== EXERCISE ==
Go through the entries one line at a time, and gather every line that has the word "SelviHood".

[Data excerpts]
────────────────────────────────────────

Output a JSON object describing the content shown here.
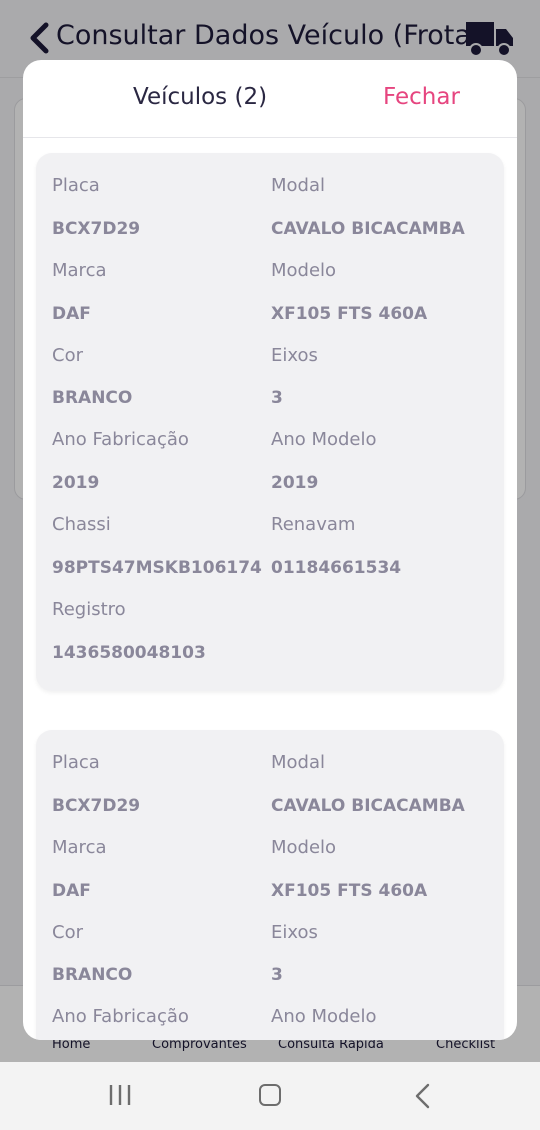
{
  "app": {
    "title": "Consultar Dados Veículo (Frota)",
    "nav": [
      "Home",
      "Comprovantes",
      "Consulta Rápida",
      "Checklist"
    ]
  },
  "modal": {
    "title": "Veículos (2)",
    "close_label": "Fechar"
  },
  "labels": {
    "placa": "Placa",
    "modal": "Modal",
    "marca": "Marca",
    "modelo": "Modelo",
    "cor": "Cor",
    "eixos": "Eixos",
    "ano_fabricacao": "Ano Fabricação",
    "ano_modelo": "Ano Modelo",
    "chassi": "Chassi",
    "renavam": "Renavam",
    "registro": "Registro"
  },
  "vehicles": [
    {
      "placa": "BCX7D29",
      "modal": "CAVALO BICACAMBA",
      "marca": "DAF",
      "modelo": "XF105 FTS 460A",
      "cor": "BRANCO",
      "eixos": "3",
      "ano_fabricacao": "2019",
      "ano_modelo": "2019",
      "chassi": "98PTS47MSKB106174",
      "renavam": "01184661534",
      "registro": "1436580048103"
    },
    {
      "placa": "BCX7D29",
      "modal": "CAVALO BICACAMBA",
      "marca": "DAF",
      "modelo": "XF105 FTS 460A",
      "cor": "BRANCO",
      "eixos": "3"
    }
  ],
  "colors": {
    "accent": "#e6457f",
    "title": "#2a2742",
    "text_muted": "#8a879a",
    "card_bg": "#f1f1f3"
  },
  "icons": {
    "back": "chevron-left-icon",
    "truck": "truck-icon",
    "recents": "recent-apps-icon",
    "home": "home-icon",
    "system_back": "back-icon"
  }
}
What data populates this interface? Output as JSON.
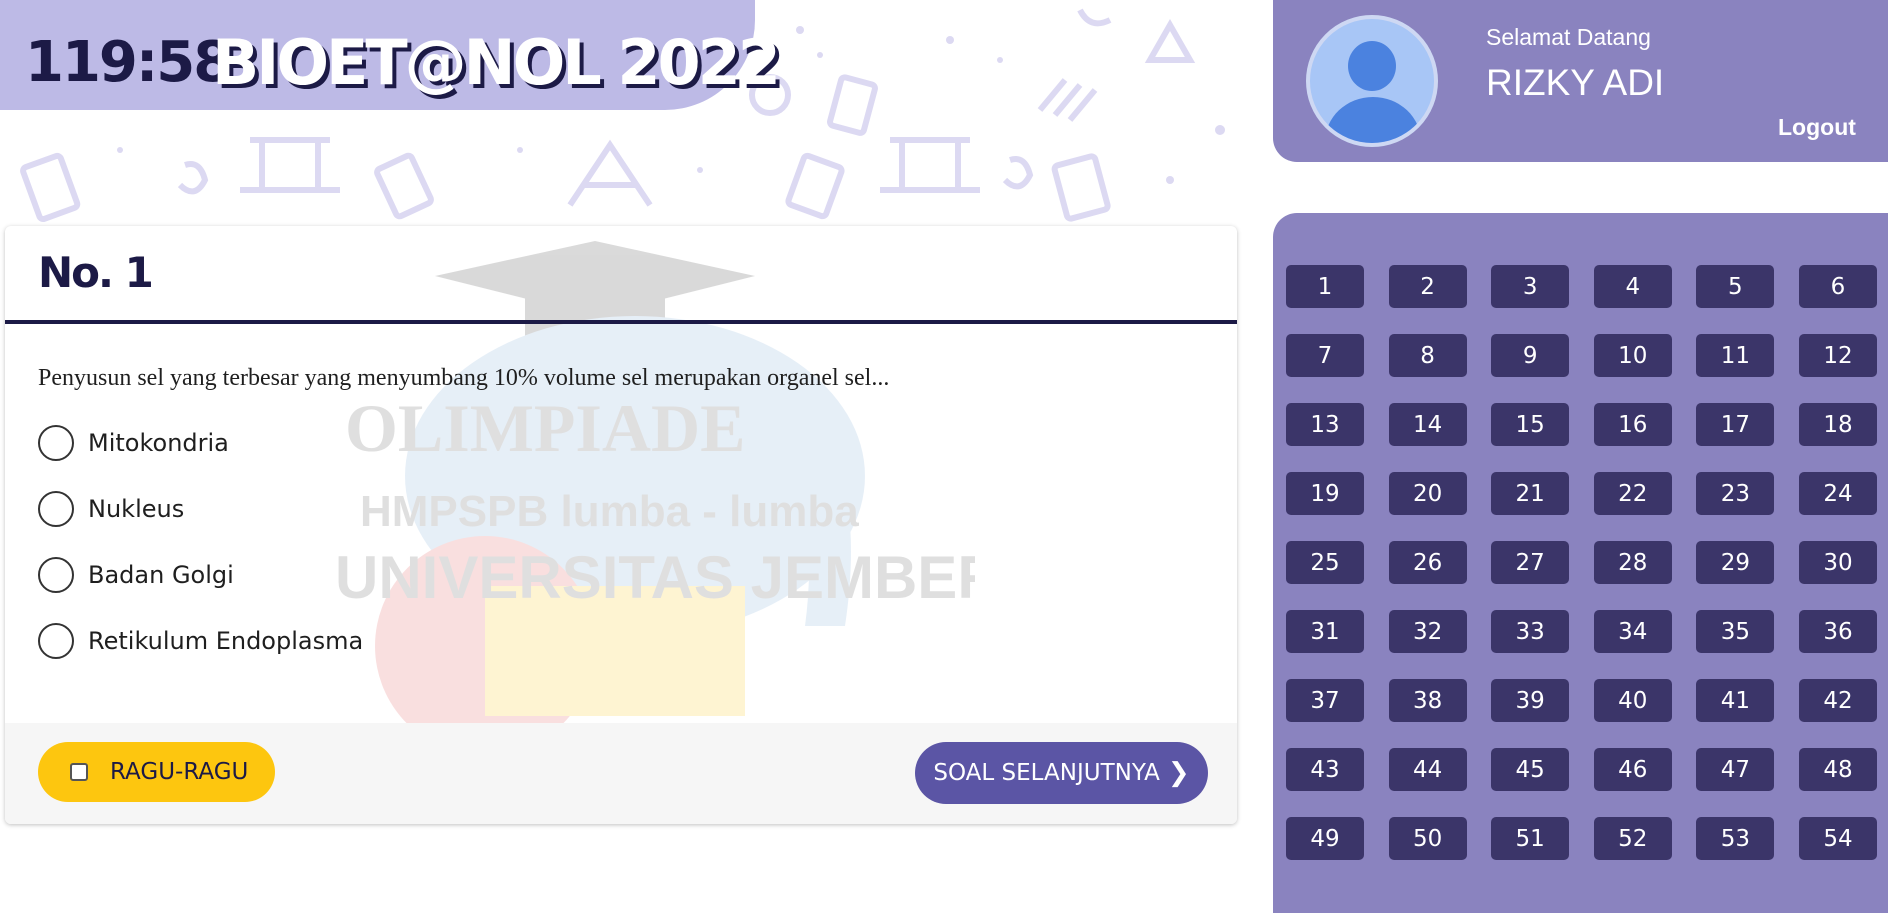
{
  "header": {
    "timer": "119:58",
    "title": "BIOET@NOL 2022"
  },
  "user": {
    "greeting": "Selamat Datang",
    "name": "RIZKY ADI",
    "logout_label": "Logout"
  },
  "question": {
    "number_label": "No. 1",
    "text": "Penyusun sel yang terbesar yang menyumbang 10% volume sel  merupakan organel sel...",
    "options": [
      "Mitokondria",
      "Nukleus",
      "Badan Golgi",
      "Retikulum Endoplasma"
    ],
    "watermark_lines": [
      "OLIMPIADE",
      "HMPSPB lumba - lumba",
      "UNIVERSITAS JEMBER"
    ]
  },
  "footer": {
    "ragu_label": "RAGU-RAGU",
    "next_label": "SOAL SELANJUTNYA",
    "next_icon": "chevron-right-icon"
  },
  "nav": {
    "numbers": [
      "1",
      "2",
      "3",
      "4",
      "5",
      "6",
      "7",
      "8",
      "9",
      "10",
      "11",
      "12",
      "13",
      "14",
      "15",
      "16",
      "17",
      "18",
      "19",
      "20",
      "21",
      "22",
      "23",
      "24",
      "25",
      "26",
      "27",
      "28",
      "29",
      "30",
      "31",
      "32",
      "33",
      "34",
      "35",
      "36",
      "37",
      "38",
      "39",
      "40",
      "41",
      "42",
      "43",
      "44",
      "45",
      "46",
      "47",
      "48",
      "49",
      "50",
      "51",
      "52",
      "53",
      "54"
    ]
  },
  "colors": {
    "banner": "#bdbae6",
    "panel": "#8a83bf",
    "nav_button": "#3b3569",
    "dark_text": "#1c1a46",
    "ragu_button": "#fdc60f",
    "next_button": "#5b55a5"
  }
}
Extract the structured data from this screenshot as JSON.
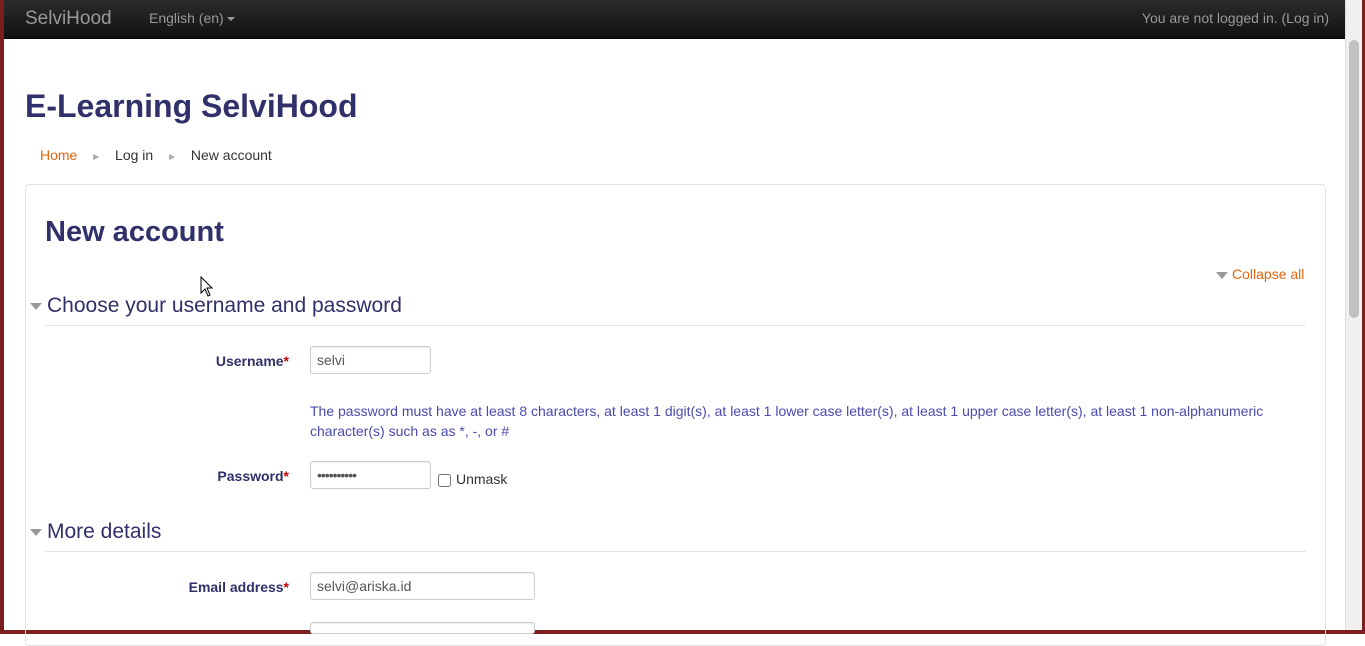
{
  "navbar": {
    "brand": "SelviHood",
    "language": "English (en)",
    "login_status": "You are not logged in. (",
    "login_link": "Log in",
    "login_close": ")"
  },
  "site_title": "E-Learning SelviHood",
  "breadcrumb": {
    "items": [
      "Home",
      "Log in",
      "New account"
    ]
  },
  "page_heading": "New account",
  "collapse_all": "Collapse all",
  "sections": {
    "credentials": {
      "legend": "Choose your username and password",
      "username_label": "Username",
      "username_value": "selvi",
      "password_policy": "The password must have at least 8 characters, at least 1 digit(s), at least 1 lower case letter(s), at least 1 upper case letter(s), at least 1 non-alphanumeric character(s) such as as *, -, or #",
      "password_label": "Password",
      "password_value": "••••••••••",
      "unmask_label": "Unmask"
    },
    "details": {
      "legend": "More details",
      "email_label": "Email address",
      "email_value": "selvi@ariska.id"
    }
  },
  "required_marker": "*",
  "colors": {
    "accent": "#e2650d",
    "heading": "#30306a",
    "required": "#cc0000",
    "navbar": "#1b1b1b"
  }
}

────────────────────────────────────────

== ANSWER ==
    "brand": "SelviHood",
  "site_title": "E-Learning SelviHood",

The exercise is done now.